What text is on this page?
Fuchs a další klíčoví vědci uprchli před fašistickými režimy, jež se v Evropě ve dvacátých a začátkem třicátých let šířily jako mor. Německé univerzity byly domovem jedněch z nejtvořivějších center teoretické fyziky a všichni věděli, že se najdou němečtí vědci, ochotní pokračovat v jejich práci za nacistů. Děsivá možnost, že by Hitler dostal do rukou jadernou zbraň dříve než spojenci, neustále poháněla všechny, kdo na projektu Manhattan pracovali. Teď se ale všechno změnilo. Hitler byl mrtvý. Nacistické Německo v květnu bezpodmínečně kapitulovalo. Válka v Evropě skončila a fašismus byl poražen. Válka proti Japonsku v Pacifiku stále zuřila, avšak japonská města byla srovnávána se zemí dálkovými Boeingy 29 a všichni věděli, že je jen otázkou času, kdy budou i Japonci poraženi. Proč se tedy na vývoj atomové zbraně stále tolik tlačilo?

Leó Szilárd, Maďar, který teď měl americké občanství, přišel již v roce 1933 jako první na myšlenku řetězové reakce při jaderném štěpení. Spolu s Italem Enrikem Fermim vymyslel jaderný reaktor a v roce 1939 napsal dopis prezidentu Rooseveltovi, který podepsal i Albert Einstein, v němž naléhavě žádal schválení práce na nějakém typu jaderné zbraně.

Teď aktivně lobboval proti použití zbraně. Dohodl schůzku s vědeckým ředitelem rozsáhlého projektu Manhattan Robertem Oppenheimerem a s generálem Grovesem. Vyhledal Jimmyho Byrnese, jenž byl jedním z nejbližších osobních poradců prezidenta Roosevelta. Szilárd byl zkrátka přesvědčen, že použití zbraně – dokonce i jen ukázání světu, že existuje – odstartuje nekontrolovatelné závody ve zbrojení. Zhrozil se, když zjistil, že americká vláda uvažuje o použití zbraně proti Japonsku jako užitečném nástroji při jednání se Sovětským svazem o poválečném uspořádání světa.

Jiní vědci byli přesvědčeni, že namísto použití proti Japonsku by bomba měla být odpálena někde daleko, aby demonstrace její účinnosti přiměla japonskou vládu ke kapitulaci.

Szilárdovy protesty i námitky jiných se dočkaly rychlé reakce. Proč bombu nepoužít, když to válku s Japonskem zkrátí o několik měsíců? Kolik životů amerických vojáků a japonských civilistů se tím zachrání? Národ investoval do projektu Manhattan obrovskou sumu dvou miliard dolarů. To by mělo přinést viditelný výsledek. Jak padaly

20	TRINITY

● ● ● ● ● ● ●

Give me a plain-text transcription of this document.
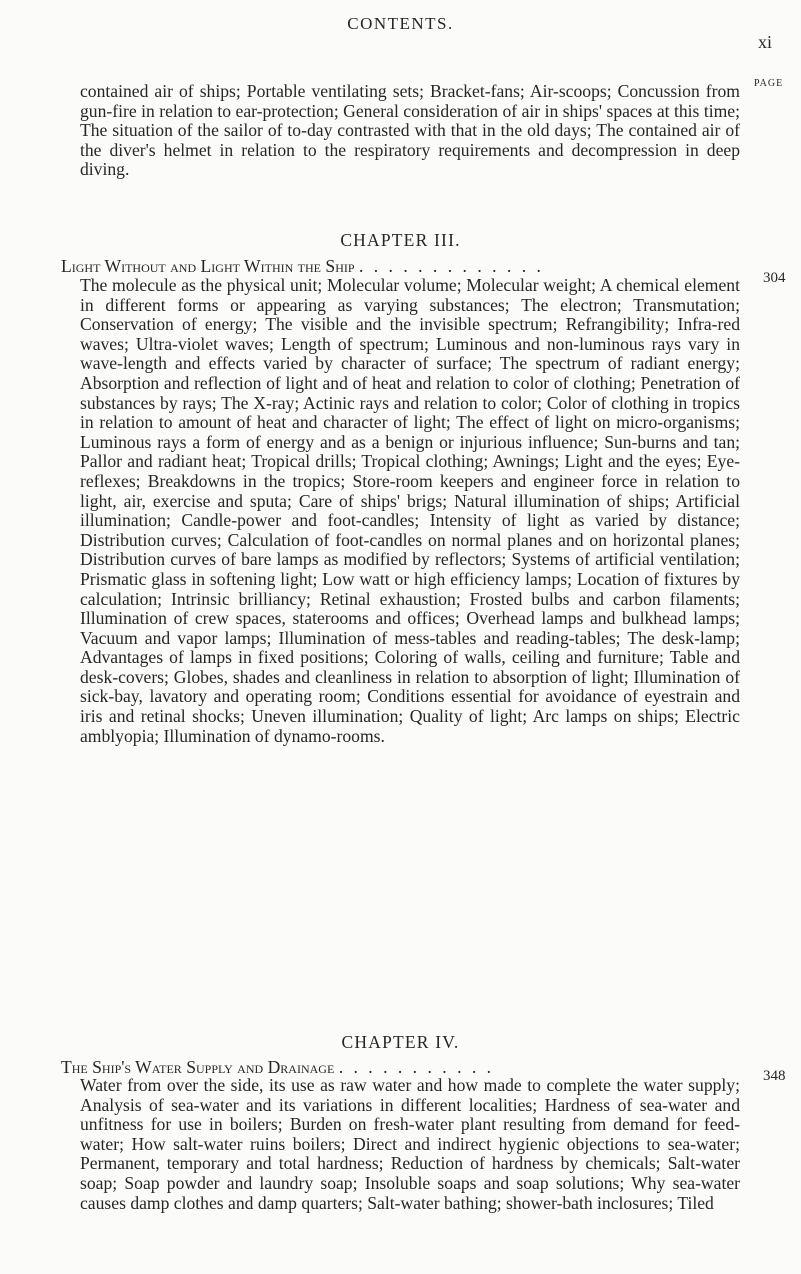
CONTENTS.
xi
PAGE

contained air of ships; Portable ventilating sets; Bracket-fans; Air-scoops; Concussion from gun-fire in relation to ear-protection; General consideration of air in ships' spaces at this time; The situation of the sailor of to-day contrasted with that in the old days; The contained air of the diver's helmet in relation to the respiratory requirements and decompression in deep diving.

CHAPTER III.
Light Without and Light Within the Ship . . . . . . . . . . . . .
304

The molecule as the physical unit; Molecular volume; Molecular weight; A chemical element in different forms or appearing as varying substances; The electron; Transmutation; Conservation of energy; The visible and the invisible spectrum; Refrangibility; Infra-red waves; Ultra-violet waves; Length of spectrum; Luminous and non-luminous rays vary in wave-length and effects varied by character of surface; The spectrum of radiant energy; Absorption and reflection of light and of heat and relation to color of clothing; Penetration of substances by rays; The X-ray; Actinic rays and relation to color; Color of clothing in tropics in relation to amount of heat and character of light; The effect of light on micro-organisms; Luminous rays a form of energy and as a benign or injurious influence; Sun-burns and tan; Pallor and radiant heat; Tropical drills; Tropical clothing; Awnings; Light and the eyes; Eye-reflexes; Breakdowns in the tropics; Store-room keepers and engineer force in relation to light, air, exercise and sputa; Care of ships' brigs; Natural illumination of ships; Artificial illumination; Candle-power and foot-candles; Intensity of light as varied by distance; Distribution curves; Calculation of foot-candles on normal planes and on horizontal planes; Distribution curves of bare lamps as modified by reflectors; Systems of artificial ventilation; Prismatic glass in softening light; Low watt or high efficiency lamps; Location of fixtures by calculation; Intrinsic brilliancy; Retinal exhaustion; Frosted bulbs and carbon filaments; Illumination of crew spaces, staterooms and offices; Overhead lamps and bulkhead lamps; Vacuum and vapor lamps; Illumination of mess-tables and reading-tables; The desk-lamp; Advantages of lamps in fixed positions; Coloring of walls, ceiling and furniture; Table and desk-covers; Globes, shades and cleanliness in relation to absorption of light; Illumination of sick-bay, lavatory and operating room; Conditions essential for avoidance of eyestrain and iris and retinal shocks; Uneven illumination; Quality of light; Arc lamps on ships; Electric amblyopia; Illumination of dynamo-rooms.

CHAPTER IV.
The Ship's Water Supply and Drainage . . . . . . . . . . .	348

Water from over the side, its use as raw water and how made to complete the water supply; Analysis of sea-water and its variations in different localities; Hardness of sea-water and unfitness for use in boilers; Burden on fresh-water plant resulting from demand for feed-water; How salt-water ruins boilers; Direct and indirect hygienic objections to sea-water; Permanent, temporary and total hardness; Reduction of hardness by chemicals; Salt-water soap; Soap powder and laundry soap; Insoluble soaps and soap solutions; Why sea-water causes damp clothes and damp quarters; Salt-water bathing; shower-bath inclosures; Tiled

● ● ● ● ● ● ●

Set problem
Take every line from the data above that holds "Water" and copy it out.

Response to this exercise
The Ship's Water Supply and Drainage . . . . . . . . . . .	348
Water from over the side, its use as raw water and how made to complete the water supply; Analysis of sea-water and its variations in different localities; Hardness of sea-water and unfitness for use in boilers; Burden on fresh-water plant resulting from demand for feed-water; How salt-water ruins boilers; Direct and indirect hygienic objections to sea-water; Permanent, temporary and total hardness; Reduction of hardness by chemicals; Salt-water soap; Soap powder and laundry soap; Insoluble soaps and soap solutions; Why sea-water causes damp clothes and damp quarters; Salt-water bathing; shower-bath inclosures; Tiled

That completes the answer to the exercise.